_Work to do_
Please turn the items below, from the first one through the line containing "The coil fastening part 33 is at (343, 453).", into a two-column CSV with the headers input and output and one row per item. Put the item's text in input and its answer in output, with each field quoted and any line breaks replaced by spaces.

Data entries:
=======
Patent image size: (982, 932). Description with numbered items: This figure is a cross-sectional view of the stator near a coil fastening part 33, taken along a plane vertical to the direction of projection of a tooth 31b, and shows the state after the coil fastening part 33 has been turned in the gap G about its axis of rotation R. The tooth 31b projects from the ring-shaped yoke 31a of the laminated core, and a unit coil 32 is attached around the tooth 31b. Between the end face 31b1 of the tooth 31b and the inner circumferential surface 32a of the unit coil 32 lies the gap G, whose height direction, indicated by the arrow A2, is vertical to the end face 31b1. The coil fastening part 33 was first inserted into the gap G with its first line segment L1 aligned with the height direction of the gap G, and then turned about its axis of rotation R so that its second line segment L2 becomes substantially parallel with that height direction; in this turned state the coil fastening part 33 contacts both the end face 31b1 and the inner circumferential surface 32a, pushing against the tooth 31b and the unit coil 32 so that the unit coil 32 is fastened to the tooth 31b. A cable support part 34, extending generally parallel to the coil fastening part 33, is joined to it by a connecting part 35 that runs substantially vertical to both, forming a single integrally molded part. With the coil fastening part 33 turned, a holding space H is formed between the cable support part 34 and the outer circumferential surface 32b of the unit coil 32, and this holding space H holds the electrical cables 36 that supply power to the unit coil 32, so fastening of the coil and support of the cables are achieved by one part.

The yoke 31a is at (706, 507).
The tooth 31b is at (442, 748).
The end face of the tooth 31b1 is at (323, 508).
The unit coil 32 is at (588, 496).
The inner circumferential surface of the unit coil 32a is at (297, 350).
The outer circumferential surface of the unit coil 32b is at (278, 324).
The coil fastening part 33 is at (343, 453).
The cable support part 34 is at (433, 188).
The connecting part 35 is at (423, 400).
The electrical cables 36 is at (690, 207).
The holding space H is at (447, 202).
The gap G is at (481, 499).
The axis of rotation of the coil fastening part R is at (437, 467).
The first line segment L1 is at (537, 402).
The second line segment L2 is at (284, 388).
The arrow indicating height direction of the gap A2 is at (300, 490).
=======
_The solution_
input,output
"Patent image size: (982, 932). Description with numbered items: This figure is a cross-sectional view of the stator near a coil fastening part 33, taken along a plane vertical to the direction of projection of a tooth 31b, and shows the state after the coil fastening part 33 has been turned in the gap G about its axis of rotation R. The tooth 31b projects from the ring-shaped yoke 31a of the laminated core, and a unit coil 32 is attached around the tooth 31b. Between the end face 31b1 of the tooth 31b and the inner circumferential surface 32a of the unit coil 32 lies the gap G, whose height direction, indicated by the arrow A2, is vertical to the end face 31b1. The coil fastening part 33 was first inserted into the gap G with its first line segment L1 aligned with the height direction of the gap G, and then turned about its axis of rotation R so that its second line segment L2 becomes substantially parallel with that height direction; in this turned state the coil fastening part 33 contacts both the end face 31b1 and the inner circumferential surface 32a, pushing against the tooth 31b and the unit coil 32 so that the unit coil 32 is fastened to the tooth 31b. A cable support part 34, extending generally parallel to the coil fastening part 33, is joined to it by a connecting part 35 that runs substantially vertical to both, forming a single integrally molded part. With the coil fastening part 33 turned, a holding space H is formed between the cable support part 34 and the outer circumferential surface 32b of the unit coil 32, and this holding space H holds the electrical cables 36 that supply power to the unit coil 32, so fastening of the coil and support of the cables are achieved by one part.","The yoke 31a is at (706, 507). The tooth 31b is at (442, 748). The end face of the tooth 31b1 is at (323, 508). The unit coil 32 is at (588, 496). The inner circumferential surface of the unit coil 32a is at (297, 350). The outer circumferential surface of the unit coil 32b is at (278, 324). The coil fastening part 33 is at (343, 453)."